=== Exercise description ===
Copy out every record below exactly as written, but leave out any pictures.

=== Data shown ===
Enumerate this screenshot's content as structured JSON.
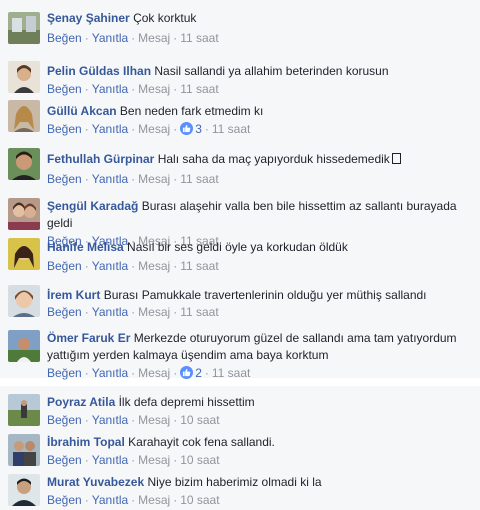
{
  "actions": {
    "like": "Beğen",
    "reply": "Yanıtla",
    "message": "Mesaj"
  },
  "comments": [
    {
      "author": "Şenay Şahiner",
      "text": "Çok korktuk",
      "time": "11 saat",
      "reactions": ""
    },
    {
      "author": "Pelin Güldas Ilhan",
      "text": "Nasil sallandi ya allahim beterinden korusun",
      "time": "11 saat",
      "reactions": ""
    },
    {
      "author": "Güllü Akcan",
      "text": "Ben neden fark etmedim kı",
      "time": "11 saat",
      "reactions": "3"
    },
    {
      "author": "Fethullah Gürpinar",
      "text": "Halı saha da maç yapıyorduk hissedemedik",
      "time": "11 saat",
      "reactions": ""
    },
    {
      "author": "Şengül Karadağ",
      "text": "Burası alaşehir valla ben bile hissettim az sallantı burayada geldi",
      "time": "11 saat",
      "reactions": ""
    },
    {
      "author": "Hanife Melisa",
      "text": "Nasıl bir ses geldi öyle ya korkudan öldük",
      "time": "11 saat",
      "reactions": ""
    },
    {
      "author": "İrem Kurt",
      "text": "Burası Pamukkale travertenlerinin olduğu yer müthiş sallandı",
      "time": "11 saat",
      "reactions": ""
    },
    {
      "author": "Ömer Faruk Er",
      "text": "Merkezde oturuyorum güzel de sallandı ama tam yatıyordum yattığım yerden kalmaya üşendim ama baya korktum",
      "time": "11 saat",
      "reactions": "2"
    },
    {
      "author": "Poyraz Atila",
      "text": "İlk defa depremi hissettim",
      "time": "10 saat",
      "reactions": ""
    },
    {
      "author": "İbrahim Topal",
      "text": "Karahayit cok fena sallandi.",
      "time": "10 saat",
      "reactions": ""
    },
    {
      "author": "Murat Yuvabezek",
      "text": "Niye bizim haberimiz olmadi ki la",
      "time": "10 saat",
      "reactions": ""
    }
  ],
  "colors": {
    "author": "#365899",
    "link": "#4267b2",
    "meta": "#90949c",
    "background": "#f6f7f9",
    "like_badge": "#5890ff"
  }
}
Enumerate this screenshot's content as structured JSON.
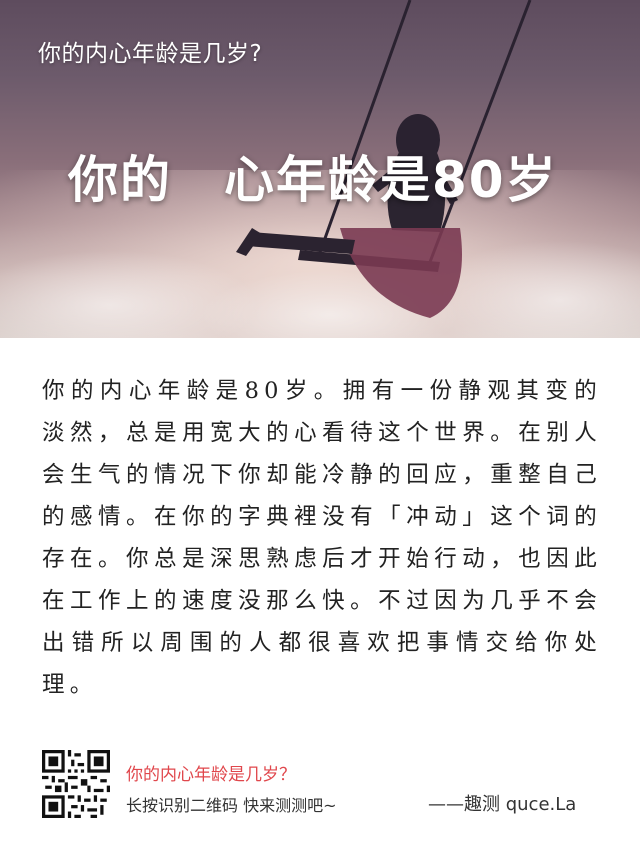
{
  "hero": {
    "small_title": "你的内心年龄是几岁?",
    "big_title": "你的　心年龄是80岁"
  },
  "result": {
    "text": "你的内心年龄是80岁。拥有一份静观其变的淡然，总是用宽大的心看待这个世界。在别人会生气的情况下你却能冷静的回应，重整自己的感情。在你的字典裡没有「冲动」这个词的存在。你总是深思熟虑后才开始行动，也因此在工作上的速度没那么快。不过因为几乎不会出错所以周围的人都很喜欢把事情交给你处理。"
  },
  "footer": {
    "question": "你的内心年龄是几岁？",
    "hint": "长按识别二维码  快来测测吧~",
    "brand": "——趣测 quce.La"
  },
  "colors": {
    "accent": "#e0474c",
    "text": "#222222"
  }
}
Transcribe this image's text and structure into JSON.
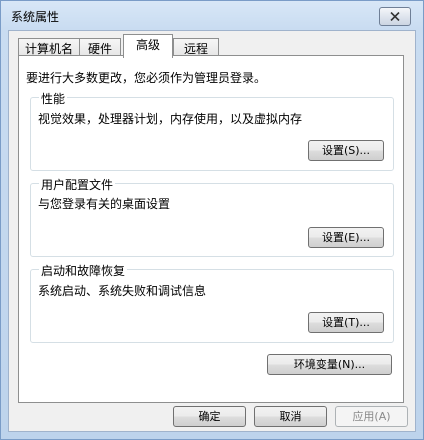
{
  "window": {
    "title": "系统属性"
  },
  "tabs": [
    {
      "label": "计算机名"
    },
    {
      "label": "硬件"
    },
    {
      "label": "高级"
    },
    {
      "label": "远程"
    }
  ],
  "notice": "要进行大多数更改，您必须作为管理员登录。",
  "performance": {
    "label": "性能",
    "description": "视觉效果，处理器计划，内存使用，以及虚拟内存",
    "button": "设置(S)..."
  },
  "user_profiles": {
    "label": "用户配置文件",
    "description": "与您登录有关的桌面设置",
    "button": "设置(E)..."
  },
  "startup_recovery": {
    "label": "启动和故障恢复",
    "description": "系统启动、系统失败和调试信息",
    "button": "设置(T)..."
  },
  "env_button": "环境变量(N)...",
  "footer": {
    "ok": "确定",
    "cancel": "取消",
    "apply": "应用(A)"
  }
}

=== Completed task ===
Enumerate this screenshot's content as structured JSON.
{
  "actions": {
    "like": "Beğen",
    "reply": "Yanıtla",
    "message": "Mesaj"
  },
  "comments": [
    {
      "author": "Şenay Şahiner",
      "text": "Çok korktuk",
      "time": "11 saat",
      "reactions": ""
    },
    {
      "author": "Pelin Güldas Ilhan",
      "text": "Nasil sallandi ya allahim beterinden korusun",
      "time": "11 saat",
      "reactions": ""
    },
    {
      "author": "Güllü Akcan",
      "text": "Ben neden fark etmedim kı",
      "time": "11 saat",
      "reactions": "3"
    },
    {
      "author": "Fethullah Gürpinar",
      "text": "Halı saha da maç yapıyorduk hissedemedik",
      "time": "11 saat",
      "reactions": ""
    },
    {
      "author": "Şengül Karadağ",
      "text": "Burası alaşehir valla ben bile hissettim az sallantı burayada geldi",
      "time": "11 saat",
      "reactions": ""
    },
    {
      "author": "Hanife Melisa",
      "text": "Nasıl bir ses geldi öyle ya korkudan öldük",
      "time": "11 saat",
      "reactions": ""
    },
    {
      "author": "İrem Kurt",
      "text": "Burası Pamukkale travertenlerinin olduğu yer müthiş sallandı",
      "time": "11 saat",
      "reactions": ""
    },
    {
      "author": "Ömer Faruk Er",
      "text": "Merkezde oturuyorum güzel de sallandı ama tam yatıyordum yattığım yerden kalmaya üşendim ama baya korktum",
      "time": "11 saat",
      "reactions": "2"
    },
    {
      "author": "Poyraz Atila",
      "text": "İlk defa depremi hissettim",
      "time": "10 saat",
      "reactions": ""
    },
    {
      "author": "İbrahim Topal",
      "text": "Karahayit cok fena sallandi.",
      "time": "10 saat",
      "reactions": ""
    },
    {
      "author": "Murat Yuvabezek",
      "text": "Niye bizim haberimiz olmadi ki la",
      "time": "10 saat",
      "reactions": ""
    }
  ],
  "colors": {
    "author": "#365899",
    "link": "#4267b2",
    "meta": "#90949c",
    "background": "#f6f7f9",
    "like_badge": "#5890ff"
  }
}
Enumerate this screenshot's content as structured JSON.
{
  "hero": {
    "small_title": "你的内心年龄是几岁?",
    "big_title": "你的　心年龄是80岁"
  },
  "result": {
    "text": "你的内心年龄是80岁。拥有一份静观其变的淡然，总是用宽大的心看待这个世界。在别人会生气的情况下你却能冷静的回应，重整自己的感情。在你的字典裡没有「冲动」这个词的存在。你总是深思熟虑后才开始行动，也因此在工作上的速度没那么快。不过因为几乎不会出错所以周围的人都很喜欢把事情交给你处理。"
  },
  "footer": {
    "question": "你的内心年龄是几岁？",
    "hint": "长按识别二维码  快来测测吧~",
    "brand": "——趣测 quce.La"
  },
  "colors": {
    "accent": "#e0474c",
    "text": "#222222"
  }
}
Transcribe this image's text and structure into JSON.
{
  "window": {
    "title": "系统属性"
  },
  "tabs": [
    {
      "label": "计算机名"
    },
    {
      "label": "硬件"
    },
    {
      "label": "高级"
    },
    {
      "label": "远程"
    }
  ],
  "notice": "要进行大多数更改，您必须作为管理员登录。",
  "performance": {
    "label": "性能",
    "description": "视觉效果，处理器计划，内存使用，以及虚拟内存",
    "button": "设置(S)..."
  },
  "user_profiles": {
    "label": "用户配置文件",
    "description": "与您登录有关的桌面设置",
    "button": "设置(E)..."
  },
  "startup_recovery": {
    "label": "启动和故障恢复",
    "description": "系统启动、系统失败和调试信息",
    "button": "设置(T)..."
  },
  "env_button": "环境变量(N)...",
  "footer": {
    "ok": "确定",
    "cancel": "取消",
    "apply": "应用(A)"
  }
}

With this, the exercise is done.